• Stored data:
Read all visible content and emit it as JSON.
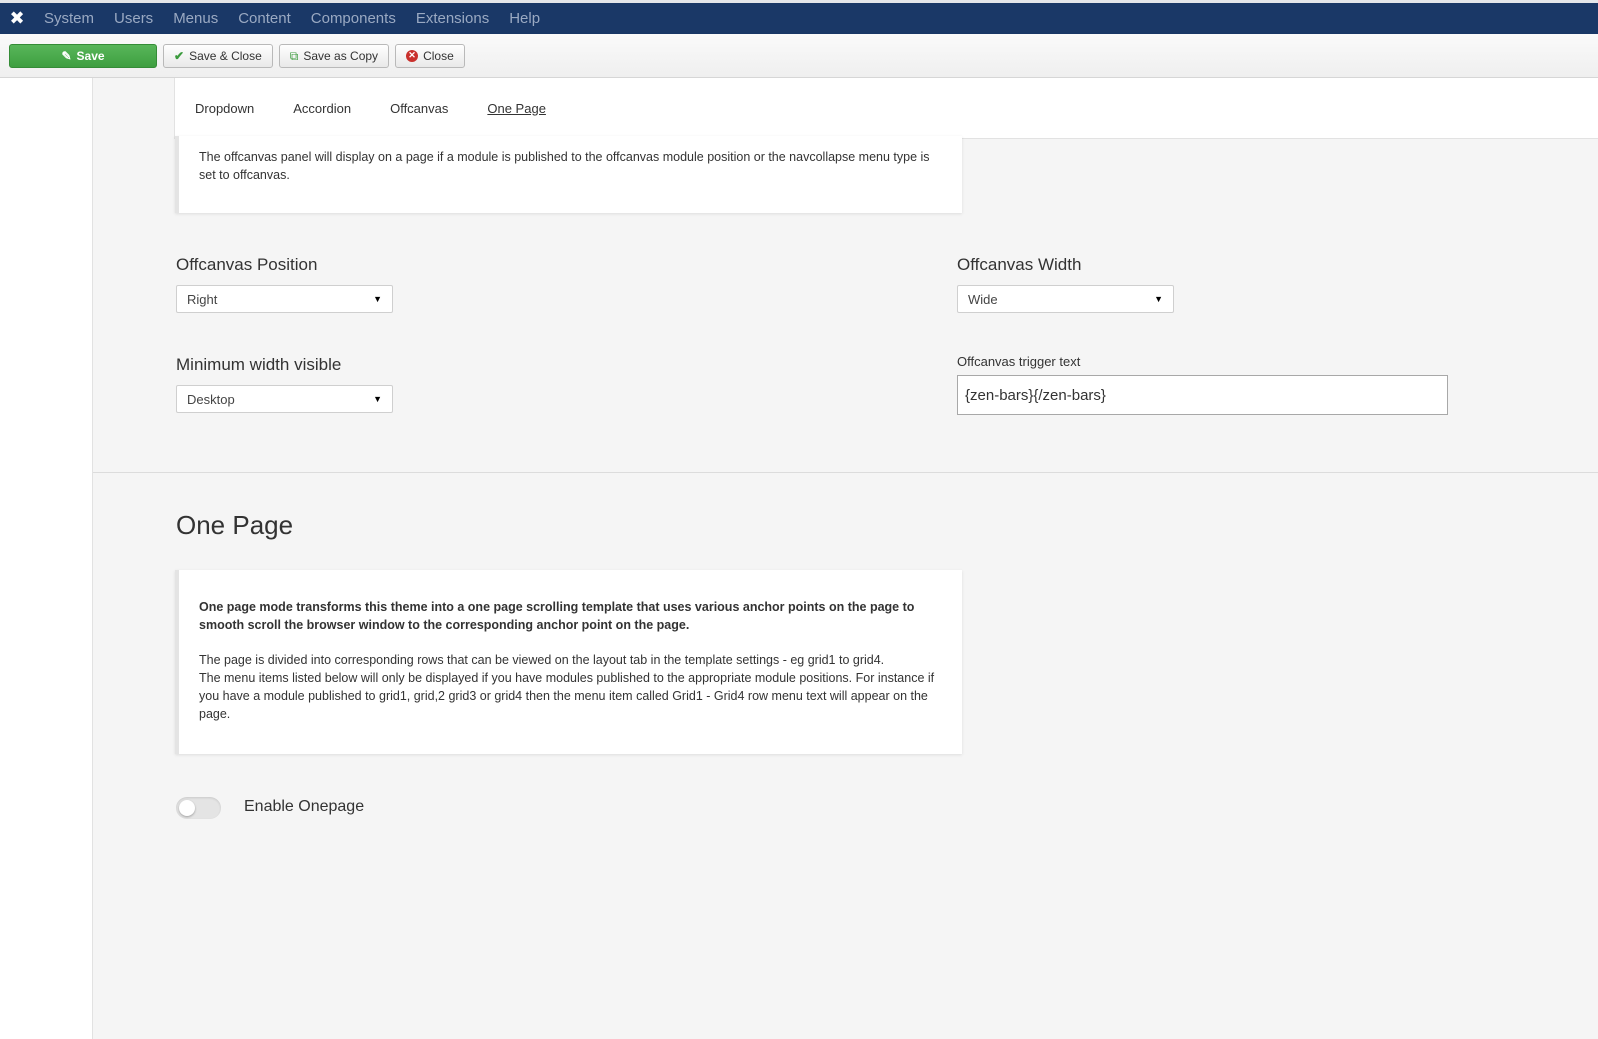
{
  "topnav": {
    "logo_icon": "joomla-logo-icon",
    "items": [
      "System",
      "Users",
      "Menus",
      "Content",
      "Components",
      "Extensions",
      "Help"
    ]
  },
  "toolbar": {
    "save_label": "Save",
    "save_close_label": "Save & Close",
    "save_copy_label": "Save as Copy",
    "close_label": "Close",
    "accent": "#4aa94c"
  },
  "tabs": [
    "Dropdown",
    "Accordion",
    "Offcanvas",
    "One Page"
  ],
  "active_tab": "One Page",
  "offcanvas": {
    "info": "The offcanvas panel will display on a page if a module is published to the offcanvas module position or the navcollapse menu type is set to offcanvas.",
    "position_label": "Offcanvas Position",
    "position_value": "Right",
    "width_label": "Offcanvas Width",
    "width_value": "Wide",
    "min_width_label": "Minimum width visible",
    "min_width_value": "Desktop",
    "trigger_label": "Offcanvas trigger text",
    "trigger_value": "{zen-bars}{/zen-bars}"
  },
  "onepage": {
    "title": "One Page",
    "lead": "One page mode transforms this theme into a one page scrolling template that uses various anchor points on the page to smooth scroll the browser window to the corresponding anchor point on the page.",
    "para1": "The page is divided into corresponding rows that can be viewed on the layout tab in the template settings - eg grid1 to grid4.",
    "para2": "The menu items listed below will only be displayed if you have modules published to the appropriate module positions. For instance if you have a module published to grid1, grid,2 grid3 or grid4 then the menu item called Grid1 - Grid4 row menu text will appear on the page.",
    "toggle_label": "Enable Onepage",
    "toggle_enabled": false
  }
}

• Instructions to follow:
The pictures should not be reproduced; quote all of the other material exactly.

• Full solution:
Read all visible content and emit it as JSON.
{
  "topnav": {
    "logo_icon": "joomla-logo-icon",
    "items": [
      "System",
      "Users",
      "Menus",
      "Content",
      "Components",
      "Extensions",
      "Help"
    ]
  },
  "toolbar": {
    "save_label": "Save",
    "save_close_label": "Save & Close",
    "save_copy_label": "Save as Copy",
    "close_label": "Close",
    "accent": "#4aa94c"
  },
  "tabs": [
    "Dropdown",
    "Accordion",
    "Offcanvas",
    "One Page"
  ],
  "active_tab": "One Page",
  "offcanvas": {
    "info": "The offcanvas panel will display on a page if a module is published to the offcanvas module position or the navcollapse menu type is set to offcanvas.",
    "position_label": "Offcanvas Position",
    "position_value": "Right",
    "width_label": "Offcanvas Width",
    "width_value": "Wide",
    "min_width_label": "Minimum width visible",
    "min_width_value": "Desktop",
    "trigger_label": "Offcanvas trigger text",
    "trigger_value": "{zen-bars}{/zen-bars}"
  },
  "onepage": {
    "title": "One Page",
    "lead": "One page mode transforms this theme into a one page scrolling template that uses various anchor points on the page to smooth scroll the browser window to the corresponding anchor point on the page.",
    "para1": "The page is divided into corresponding rows that can be viewed on the layout tab in the template settings - eg grid1 to grid4.",
    "para2": "The menu items listed below will only be displayed if you have modules published to the appropriate module positions. For instance if you have a module published to grid1, grid,2 grid3 or grid4 then the menu item called Grid1 - Grid4 row menu text will appear on the page.",
    "toggle_label": "Enable Onepage",
    "toggle_enabled": false
  }
}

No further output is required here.